RECORDS FOR PROCESSING
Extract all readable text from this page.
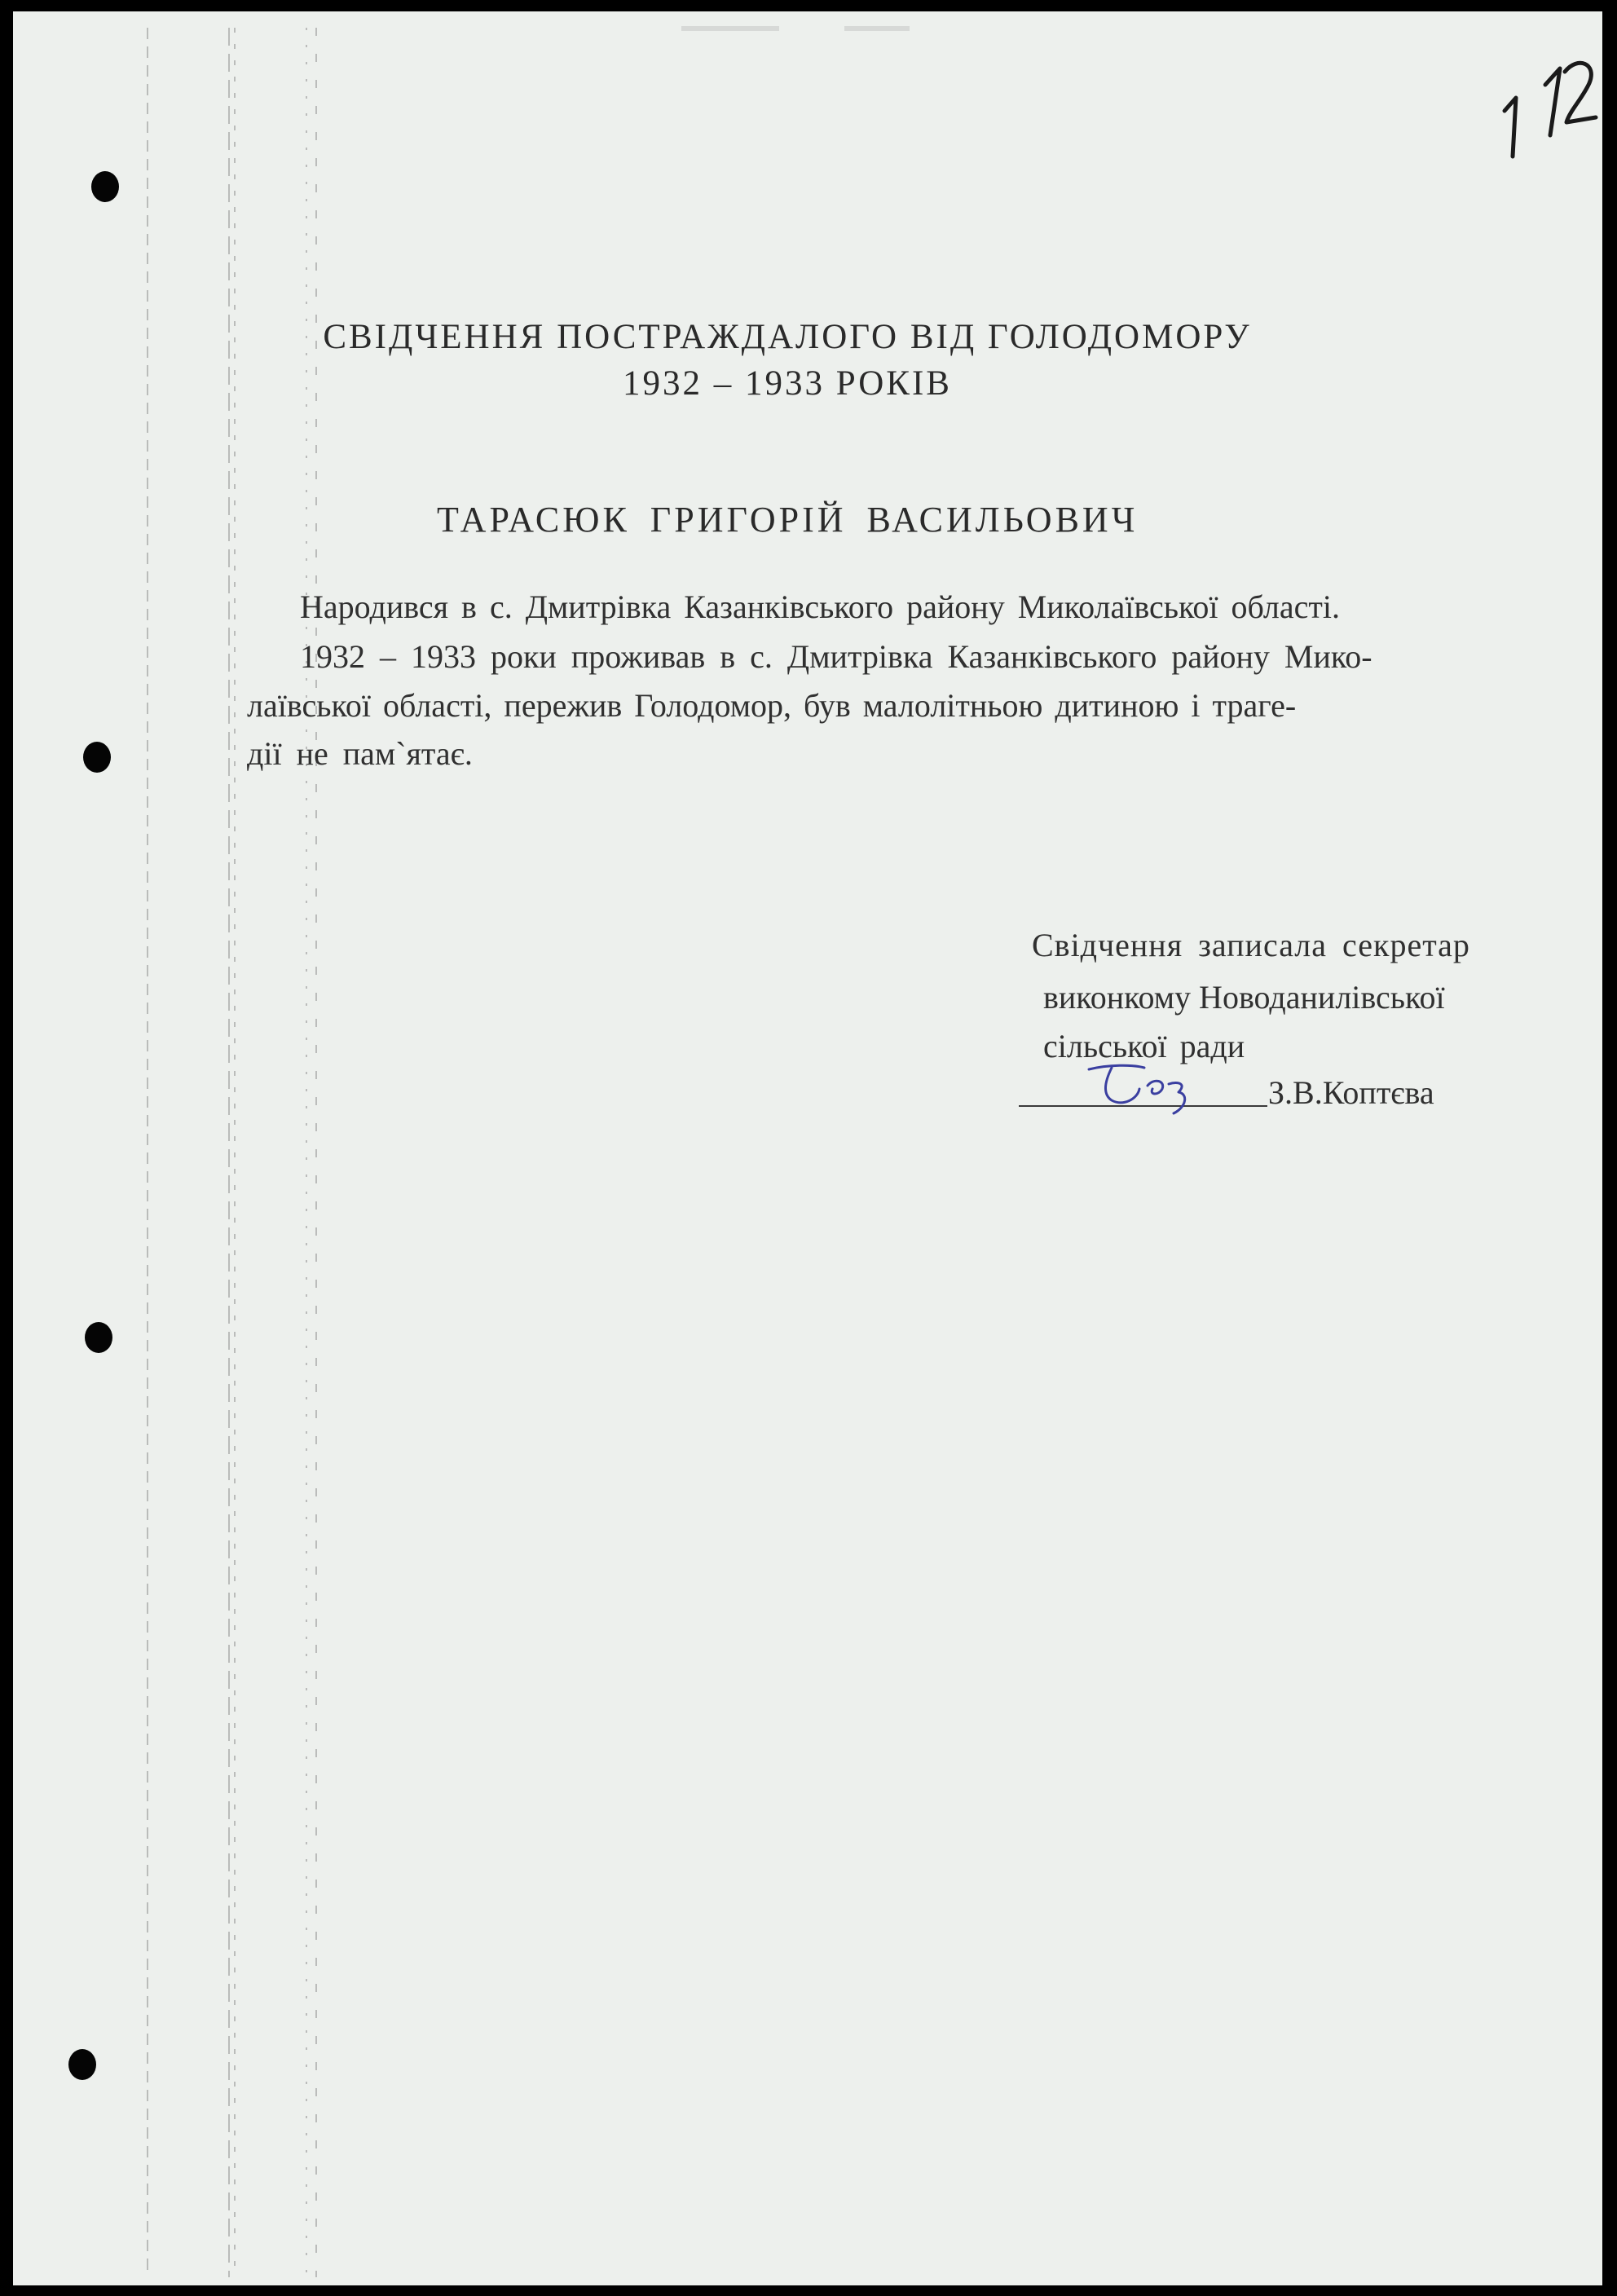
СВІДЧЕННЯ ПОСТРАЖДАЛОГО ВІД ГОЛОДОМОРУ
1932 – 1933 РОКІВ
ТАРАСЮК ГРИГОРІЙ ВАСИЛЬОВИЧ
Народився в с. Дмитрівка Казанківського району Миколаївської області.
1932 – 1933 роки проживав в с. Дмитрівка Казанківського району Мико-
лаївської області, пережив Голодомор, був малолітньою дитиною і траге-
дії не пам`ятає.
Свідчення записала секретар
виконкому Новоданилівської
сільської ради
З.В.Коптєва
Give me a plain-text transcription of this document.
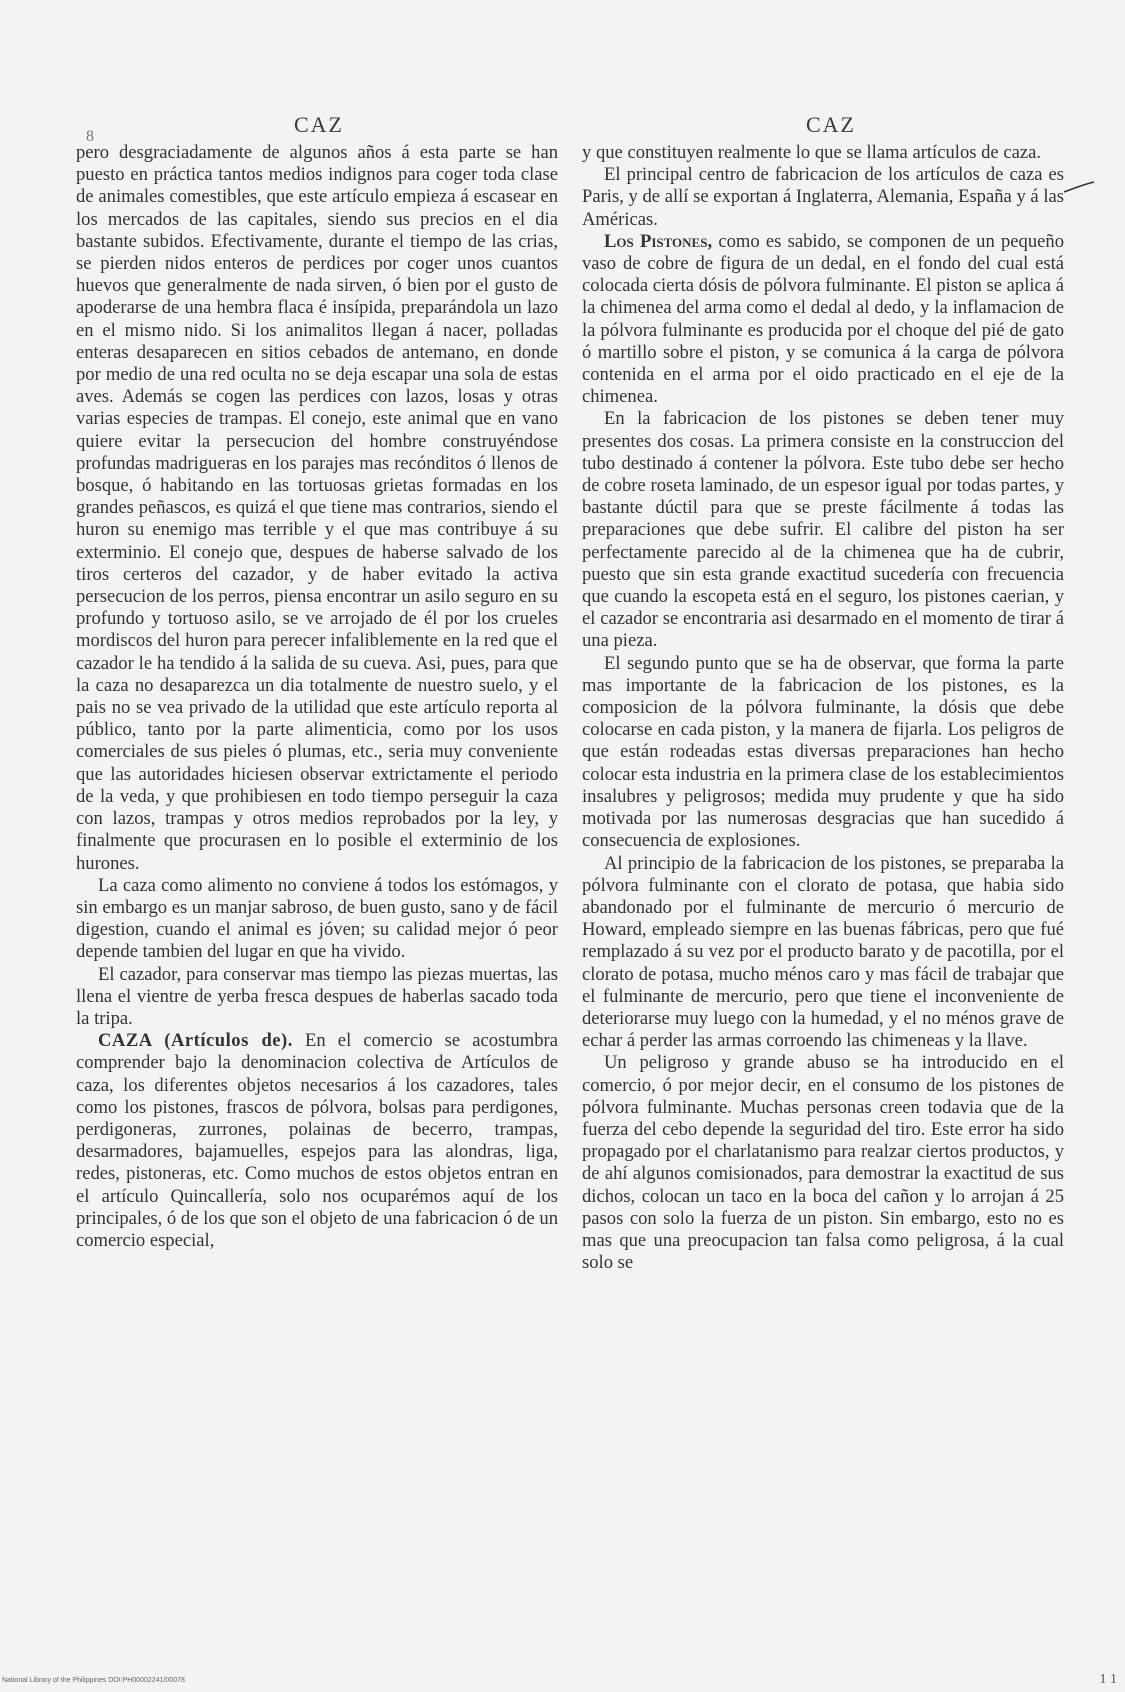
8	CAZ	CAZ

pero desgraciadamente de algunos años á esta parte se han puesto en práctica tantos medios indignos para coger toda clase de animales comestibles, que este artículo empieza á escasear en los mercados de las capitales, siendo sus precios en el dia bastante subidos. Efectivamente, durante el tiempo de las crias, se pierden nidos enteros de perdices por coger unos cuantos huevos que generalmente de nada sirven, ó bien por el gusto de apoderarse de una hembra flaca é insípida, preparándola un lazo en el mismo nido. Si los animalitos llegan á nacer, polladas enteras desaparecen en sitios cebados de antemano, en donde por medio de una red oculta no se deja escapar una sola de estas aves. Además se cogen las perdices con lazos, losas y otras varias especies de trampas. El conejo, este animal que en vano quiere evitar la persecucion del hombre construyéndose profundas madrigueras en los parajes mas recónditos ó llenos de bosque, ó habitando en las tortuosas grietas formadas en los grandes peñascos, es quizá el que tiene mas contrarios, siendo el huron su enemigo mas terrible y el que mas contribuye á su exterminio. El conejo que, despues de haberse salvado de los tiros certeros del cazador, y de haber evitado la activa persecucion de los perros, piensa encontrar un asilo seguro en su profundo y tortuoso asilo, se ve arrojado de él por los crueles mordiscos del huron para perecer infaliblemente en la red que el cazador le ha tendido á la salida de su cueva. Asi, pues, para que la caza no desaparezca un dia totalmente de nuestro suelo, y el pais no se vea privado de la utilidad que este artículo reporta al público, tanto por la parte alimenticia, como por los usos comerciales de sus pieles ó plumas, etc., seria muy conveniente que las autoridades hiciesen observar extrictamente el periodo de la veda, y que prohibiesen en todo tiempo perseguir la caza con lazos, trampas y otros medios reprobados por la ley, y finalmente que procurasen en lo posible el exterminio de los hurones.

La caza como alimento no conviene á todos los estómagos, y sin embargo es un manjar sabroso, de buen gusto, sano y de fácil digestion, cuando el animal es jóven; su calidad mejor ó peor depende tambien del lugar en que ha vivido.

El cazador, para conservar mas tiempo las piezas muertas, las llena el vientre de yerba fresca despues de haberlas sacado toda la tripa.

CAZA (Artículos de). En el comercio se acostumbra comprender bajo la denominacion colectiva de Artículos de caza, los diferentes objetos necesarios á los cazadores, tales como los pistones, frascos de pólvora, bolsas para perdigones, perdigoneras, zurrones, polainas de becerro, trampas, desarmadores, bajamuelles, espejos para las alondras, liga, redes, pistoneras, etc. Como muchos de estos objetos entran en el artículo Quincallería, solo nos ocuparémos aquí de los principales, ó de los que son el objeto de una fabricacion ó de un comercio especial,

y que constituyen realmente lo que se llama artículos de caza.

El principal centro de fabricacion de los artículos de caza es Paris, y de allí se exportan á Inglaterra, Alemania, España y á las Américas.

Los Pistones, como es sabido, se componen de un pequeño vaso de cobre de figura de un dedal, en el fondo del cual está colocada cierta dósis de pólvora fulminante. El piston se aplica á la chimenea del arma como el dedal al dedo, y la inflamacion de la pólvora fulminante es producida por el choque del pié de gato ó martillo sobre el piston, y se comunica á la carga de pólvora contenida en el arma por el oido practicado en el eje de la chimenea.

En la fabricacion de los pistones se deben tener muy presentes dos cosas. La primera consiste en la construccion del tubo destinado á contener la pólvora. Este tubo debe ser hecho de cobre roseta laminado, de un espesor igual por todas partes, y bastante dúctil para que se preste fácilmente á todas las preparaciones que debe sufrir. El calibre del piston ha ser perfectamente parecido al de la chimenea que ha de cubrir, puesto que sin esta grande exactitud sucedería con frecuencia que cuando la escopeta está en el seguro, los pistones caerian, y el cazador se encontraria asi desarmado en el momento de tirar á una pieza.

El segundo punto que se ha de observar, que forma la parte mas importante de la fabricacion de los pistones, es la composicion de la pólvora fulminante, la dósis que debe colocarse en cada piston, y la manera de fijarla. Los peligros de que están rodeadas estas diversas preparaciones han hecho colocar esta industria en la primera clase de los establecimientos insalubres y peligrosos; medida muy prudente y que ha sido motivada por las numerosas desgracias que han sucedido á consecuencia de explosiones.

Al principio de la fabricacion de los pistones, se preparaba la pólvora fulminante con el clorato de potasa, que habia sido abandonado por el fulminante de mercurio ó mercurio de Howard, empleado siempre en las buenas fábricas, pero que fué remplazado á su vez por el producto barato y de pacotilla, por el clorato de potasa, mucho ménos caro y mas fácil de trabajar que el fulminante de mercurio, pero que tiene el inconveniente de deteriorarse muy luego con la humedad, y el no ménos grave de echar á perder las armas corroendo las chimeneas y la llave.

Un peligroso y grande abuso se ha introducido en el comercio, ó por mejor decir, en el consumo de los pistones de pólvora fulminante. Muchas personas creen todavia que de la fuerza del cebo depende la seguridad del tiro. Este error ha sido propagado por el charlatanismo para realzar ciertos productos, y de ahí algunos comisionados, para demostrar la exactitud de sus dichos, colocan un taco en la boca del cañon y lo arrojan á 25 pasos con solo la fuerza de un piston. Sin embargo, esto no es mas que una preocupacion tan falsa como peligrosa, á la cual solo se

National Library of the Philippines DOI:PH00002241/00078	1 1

REQUIRED TASK
Gather every line from the entries above where the word "text" appears, and copy them.

RESPONSE TO THIS TASK
Extract all readable text from this page.
Give me a plain-text transcription of this document.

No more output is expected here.